[start]
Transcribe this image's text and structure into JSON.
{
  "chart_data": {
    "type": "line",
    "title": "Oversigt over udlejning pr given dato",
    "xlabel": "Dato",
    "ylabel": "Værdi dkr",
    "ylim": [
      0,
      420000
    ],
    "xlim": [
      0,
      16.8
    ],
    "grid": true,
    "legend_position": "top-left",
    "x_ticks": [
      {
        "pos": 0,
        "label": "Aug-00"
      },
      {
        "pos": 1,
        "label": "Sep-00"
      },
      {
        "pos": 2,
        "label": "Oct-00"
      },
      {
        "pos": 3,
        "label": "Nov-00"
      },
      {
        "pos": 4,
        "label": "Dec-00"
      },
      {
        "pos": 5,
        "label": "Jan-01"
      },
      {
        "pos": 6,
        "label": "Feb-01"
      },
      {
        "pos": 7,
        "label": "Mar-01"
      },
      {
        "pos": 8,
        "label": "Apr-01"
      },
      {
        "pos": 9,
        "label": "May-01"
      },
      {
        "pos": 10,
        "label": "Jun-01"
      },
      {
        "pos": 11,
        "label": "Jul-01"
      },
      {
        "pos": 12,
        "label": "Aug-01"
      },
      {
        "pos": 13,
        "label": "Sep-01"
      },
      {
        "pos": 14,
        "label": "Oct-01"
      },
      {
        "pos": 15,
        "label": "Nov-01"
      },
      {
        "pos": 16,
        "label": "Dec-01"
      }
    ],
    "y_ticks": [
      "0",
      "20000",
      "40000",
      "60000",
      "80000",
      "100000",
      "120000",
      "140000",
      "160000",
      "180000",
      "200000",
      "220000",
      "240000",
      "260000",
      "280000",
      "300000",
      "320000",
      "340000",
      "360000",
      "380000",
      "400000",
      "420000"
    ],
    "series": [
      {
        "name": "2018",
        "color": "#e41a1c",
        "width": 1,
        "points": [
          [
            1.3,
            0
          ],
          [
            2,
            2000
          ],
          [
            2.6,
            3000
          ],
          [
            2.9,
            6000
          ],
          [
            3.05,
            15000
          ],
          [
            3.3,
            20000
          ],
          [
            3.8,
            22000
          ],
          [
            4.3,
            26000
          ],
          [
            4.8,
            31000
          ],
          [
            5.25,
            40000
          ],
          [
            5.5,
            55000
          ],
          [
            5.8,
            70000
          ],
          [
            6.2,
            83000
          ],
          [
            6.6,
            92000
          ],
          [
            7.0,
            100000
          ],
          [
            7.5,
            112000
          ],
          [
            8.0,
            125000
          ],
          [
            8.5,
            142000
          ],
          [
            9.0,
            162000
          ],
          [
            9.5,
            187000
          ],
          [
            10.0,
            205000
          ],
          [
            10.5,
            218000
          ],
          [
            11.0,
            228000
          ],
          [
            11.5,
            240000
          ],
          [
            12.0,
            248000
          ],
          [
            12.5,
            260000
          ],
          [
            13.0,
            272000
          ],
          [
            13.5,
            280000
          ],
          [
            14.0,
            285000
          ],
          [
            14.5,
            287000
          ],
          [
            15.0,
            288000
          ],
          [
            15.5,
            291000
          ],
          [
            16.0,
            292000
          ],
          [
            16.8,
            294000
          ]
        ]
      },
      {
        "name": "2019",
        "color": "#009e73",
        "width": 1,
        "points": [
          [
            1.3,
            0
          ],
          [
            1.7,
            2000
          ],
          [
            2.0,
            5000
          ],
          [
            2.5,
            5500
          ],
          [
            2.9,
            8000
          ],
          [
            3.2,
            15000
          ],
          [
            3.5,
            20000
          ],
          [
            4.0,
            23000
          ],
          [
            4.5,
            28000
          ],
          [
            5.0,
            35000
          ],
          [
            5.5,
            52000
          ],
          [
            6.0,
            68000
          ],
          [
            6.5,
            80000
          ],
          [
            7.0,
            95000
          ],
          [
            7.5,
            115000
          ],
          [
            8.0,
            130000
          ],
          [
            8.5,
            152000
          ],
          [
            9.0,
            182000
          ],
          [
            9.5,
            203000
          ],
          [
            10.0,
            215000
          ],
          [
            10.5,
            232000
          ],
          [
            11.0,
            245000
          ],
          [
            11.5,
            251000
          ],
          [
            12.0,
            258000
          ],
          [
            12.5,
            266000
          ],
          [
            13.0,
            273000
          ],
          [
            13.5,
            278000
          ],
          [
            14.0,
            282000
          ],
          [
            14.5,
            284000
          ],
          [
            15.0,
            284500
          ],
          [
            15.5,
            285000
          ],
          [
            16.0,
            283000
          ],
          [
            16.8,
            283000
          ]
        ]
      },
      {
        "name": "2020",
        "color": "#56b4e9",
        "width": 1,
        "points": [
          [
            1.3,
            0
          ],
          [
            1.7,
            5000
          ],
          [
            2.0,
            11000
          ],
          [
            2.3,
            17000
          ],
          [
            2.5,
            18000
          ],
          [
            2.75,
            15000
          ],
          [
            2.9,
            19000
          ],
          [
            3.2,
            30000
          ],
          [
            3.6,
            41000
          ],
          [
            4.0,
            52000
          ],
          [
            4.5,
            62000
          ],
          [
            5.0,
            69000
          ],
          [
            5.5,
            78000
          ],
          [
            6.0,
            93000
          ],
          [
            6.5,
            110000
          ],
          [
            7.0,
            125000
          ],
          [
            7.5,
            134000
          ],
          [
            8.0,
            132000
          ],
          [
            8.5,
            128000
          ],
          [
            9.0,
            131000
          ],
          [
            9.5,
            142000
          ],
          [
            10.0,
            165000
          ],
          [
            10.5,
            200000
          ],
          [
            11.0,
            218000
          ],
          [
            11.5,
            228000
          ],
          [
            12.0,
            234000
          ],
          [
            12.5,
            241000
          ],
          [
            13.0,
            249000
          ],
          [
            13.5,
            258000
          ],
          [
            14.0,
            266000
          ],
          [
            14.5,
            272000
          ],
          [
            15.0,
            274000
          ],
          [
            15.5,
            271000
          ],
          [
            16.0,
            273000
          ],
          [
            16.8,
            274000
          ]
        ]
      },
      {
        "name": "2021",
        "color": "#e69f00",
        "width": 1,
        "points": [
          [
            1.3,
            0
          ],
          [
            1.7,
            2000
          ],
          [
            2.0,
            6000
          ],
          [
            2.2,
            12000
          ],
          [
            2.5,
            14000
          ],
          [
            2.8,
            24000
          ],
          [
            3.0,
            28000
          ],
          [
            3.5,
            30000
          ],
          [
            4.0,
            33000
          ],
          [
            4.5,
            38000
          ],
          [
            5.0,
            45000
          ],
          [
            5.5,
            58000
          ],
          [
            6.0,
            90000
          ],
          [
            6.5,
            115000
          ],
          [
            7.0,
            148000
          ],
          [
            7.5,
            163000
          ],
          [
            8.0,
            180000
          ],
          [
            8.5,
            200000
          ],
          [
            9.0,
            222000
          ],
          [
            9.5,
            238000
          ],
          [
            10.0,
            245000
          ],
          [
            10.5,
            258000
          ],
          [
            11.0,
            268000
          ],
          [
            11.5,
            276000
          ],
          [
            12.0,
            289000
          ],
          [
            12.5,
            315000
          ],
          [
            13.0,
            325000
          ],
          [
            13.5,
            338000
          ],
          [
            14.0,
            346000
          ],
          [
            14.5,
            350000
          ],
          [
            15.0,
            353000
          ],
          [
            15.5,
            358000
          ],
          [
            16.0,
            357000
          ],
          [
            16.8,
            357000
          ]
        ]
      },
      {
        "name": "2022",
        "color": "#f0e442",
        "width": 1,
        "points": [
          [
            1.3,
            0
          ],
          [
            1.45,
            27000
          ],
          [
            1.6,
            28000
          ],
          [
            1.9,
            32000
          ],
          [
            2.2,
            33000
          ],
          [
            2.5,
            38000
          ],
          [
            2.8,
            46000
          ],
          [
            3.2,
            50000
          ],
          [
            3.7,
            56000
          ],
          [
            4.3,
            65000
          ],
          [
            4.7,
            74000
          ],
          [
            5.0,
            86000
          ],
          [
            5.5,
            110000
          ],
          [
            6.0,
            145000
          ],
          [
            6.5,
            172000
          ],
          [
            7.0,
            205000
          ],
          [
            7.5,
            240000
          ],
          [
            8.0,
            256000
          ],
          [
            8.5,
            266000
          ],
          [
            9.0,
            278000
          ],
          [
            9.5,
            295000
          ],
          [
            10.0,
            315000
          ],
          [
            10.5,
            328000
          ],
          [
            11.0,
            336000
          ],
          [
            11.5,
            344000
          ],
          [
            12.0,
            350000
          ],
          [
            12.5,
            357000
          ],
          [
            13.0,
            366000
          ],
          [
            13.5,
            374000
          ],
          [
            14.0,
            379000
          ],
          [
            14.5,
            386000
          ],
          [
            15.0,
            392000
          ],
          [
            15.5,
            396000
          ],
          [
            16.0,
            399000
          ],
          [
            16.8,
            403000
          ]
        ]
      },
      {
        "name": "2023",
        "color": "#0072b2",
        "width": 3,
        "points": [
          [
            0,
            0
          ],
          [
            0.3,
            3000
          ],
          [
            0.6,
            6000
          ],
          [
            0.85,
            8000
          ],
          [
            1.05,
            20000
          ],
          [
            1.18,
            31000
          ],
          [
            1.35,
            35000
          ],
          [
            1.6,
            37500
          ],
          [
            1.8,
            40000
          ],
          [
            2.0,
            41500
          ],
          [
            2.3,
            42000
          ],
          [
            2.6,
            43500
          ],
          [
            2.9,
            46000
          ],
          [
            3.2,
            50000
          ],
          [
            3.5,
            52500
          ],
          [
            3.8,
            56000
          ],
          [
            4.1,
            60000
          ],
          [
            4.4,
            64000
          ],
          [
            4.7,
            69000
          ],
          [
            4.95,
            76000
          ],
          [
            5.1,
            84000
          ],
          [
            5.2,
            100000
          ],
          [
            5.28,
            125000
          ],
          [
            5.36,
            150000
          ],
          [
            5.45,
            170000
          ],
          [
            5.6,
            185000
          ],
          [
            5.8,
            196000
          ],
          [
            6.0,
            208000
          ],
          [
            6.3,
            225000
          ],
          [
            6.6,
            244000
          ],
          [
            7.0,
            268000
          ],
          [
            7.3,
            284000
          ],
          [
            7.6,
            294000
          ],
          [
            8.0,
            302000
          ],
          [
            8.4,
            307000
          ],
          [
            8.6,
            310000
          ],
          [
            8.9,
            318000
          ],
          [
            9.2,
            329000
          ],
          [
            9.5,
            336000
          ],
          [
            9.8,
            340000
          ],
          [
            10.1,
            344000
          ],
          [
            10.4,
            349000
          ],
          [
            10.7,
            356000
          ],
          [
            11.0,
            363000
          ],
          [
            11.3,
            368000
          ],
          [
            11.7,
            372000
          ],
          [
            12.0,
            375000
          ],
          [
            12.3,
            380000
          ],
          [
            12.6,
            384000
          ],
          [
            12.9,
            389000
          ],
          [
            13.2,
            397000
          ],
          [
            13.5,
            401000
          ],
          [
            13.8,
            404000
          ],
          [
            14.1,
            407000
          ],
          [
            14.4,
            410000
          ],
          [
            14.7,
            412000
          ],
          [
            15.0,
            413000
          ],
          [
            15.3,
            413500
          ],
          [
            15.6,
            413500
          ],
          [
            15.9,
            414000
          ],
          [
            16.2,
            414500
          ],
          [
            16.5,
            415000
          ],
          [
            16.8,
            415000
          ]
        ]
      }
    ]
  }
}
[end]
◆ **Problem**:
In the records above, find each line with the word "name" and copy it.

◆ **Correct response**:
        "name": "2018",
        "name": "2019",
        "name": "2020",
        "name": "2021",
        "name": "2022",
        "name": "2023",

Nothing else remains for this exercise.